Exercise instructions:
Return every line of the material exactly.

Extracted records:
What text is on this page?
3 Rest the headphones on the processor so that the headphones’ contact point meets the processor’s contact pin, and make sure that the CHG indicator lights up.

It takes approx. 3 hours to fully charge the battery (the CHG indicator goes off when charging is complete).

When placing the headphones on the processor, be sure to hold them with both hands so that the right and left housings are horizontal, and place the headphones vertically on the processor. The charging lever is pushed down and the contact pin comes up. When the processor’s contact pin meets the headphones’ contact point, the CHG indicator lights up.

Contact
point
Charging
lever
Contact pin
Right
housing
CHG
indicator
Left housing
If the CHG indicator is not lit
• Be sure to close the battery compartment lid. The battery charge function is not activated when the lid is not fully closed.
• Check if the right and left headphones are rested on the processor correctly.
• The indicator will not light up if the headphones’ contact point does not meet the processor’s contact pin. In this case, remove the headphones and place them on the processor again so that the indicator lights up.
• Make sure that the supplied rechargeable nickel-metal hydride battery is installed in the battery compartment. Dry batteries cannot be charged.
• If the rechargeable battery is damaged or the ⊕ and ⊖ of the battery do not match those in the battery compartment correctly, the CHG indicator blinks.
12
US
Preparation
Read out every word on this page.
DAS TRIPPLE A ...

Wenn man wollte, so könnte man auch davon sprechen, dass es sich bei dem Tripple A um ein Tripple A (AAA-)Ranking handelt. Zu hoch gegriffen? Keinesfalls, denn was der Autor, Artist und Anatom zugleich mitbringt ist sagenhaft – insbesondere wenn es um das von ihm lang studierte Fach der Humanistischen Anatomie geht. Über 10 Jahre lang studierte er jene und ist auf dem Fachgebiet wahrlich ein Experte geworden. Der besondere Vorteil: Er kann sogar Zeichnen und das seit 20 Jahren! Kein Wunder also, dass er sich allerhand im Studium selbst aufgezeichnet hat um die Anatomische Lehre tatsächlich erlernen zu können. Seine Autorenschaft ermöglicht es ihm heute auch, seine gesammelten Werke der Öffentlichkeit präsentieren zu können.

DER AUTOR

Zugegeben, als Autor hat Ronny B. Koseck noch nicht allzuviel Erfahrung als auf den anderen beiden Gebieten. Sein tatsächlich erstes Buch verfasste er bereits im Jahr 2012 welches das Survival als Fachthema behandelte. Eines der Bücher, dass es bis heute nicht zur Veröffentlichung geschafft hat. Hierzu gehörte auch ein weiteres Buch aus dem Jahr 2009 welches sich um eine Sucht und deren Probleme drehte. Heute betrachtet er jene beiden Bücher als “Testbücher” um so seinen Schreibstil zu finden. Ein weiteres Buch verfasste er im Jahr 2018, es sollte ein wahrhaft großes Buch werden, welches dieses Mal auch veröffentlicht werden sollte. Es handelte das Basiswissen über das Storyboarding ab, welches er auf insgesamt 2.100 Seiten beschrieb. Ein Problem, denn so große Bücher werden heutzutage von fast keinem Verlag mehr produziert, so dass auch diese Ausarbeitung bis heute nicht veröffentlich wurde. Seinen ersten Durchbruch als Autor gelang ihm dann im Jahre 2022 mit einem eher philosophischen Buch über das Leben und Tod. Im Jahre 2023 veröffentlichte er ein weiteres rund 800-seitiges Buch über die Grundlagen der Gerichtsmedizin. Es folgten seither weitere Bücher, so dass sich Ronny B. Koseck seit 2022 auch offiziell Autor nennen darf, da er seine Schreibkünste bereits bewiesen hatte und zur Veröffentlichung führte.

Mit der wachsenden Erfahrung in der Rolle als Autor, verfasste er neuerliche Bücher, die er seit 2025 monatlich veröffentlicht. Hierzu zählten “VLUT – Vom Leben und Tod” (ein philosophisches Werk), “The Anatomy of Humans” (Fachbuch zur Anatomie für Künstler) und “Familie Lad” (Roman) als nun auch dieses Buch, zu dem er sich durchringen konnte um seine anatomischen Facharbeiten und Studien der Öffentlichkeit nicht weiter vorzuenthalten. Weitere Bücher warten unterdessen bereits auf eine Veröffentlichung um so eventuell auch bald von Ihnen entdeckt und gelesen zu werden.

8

Reply to the task:
What text is on this page?
3 Rest the headphones on the processor so that the headphones’ contact point meets the processor’s contact pin, and make sure that the CHG indicator lights up.

It takes approx. 3 hours to fully charge the battery (the CHG indicator goes off when charging is complete).

When placing the headphones on the processor, be sure to hold them with both hands so that the right and left housings are horizontal, and place the headphones vertically on the processor. The charging lever is pushed down and the contact pin comes up. When the processor’s contact pin meets the headphones’ contact point, the CHG indicator lights up.

Contact
point
Charging
lever
Contact pin
Right
housing
CHG
indicator
Left housing
If the CHG indicator is not lit
• Be sure to close the battery compartment lid. The battery charge function is not activated when the lid is not fully closed.
• Check if the right and left headphones are rested on the processor correctly.
• The indicator will not light up if the headphones’ contact point does not meet the processor’s contact pin. In this case, remove the headphones and place them on the processor again so that the indicator lights up.
• Make sure that the supplied rechargeable nickel-metal hydride battery is installed in the battery compartment. Dry batteries cannot be charged.
• If the rechargeable battery is damaged or the ⊕ and ⊖ of the battery do not match those in the battery compartment correctly, the CHG indicator blinks.
12
US
Preparation
Read out every word on this page.
DAS TRIPPLE A ...

Wenn man wollte, so könnte man auch davon sprechen, dass es sich bei dem Tripple A um ein Tripple A (AAA-)Ranking handelt. Zu hoch gegriffen? Keinesfalls, denn was der Autor, Artist und Anatom zugleich mitbringt ist sagenhaft – insbesondere wenn es um das von ihm lang studierte Fach der Humanistischen Anatomie geht. Über 10 Jahre lang studierte er jene und ist auf dem Fachgebiet wahrlich ein Experte geworden. Der besondere Vorteil: Er kann sogar Zeichnen und das seit 20 Jahren! Kein Wunder also, dass er sich allerhand im Studium selbst aufgezeichnet hat um die Anatomische Lehre tatsächlich erlernen zu können. Seine Autorenschaft ermöglicht es ihm heute auch, seine gesammelten Werke der Öffentlichkeit präsentieren zu können.

DER AUTOR

Zugegeben, als Autor hat Ronny B. Koseck noch nicht allzuviel Erfahrung als auf den anderen beiden Gebieten. Sein tatsächlich erstes Buch verfasste er bereits im Jahr 2012 welches das Survival als Fachthema behandelte. Eines der Bücher, dass es bis heute nicht zur Veröffentlichung geschafft hat. Hierzu gehörte auch ein weiteres Buch aus dem Jahr 2009 welches sich um eine Sucht und deren Probleme drehte. Heute betrachtet er jene beiden Bücher als “Testbücher” um so seinen Schreibstil zu finden. Ein weiteres Buch verfasste er im Jahr 2018, es sollte ein wahrhaft großes Buch werden, welches dieses Mal auch veröffentlicht werden sollte. Es handelte das Basiswissen über das Storyboarding ab, welches er auf insgesamt 2.100 Seiten beschrieb. Ein Problem, denn so große Bücher werden heutzutage von fast keinem Verlag mehr produziert, so dass auch diese Ausarbeitung bis heute nicht veröffentlich wurde. Seinen ersten Durchbruch als Autor gelang ihm dann im Jahre 2022 mit einem eher philosophischen Buch über das Leben und Tod. Im Jahre 2023 veröffentlichte er ein weiteres rund 800-seitiges Buch über die Grundlagen der Gerichtsmedizin. Es folgten seither weitere Bücher, so dass sich Ronny B. Koseck seit 2022 auch offiziell Autor nennen darf, da er seine Schreibkünste bereits bewiesen hatte und zur Veröffentlichung führte.

Mit der wachsenden Erfahrung in der Rolle als Autor, verfasste er neuerliche Bücher, die er seit 2025 monatlich veröffentlicht. Hierzu zählten “VLUT – Vom Leben und Tod” (ein philosophisches Werk), “The Anatomy of Humans” (Fachbuch zur Anatomie für Künstler) und “Familie Lad” (Roman) als nun auch dieses Buch, zu dem er sich durchringen konnte um seine anatomischen Facharbeiten und Studien der Öffentlichkeit nicht weiter vorzuenthalten. Weitere Bücher warten unterdessen bereits auf eine Veröffentlichung um so eventuell auch bald von Ihnen entdeckt und gelesen zu werden.

8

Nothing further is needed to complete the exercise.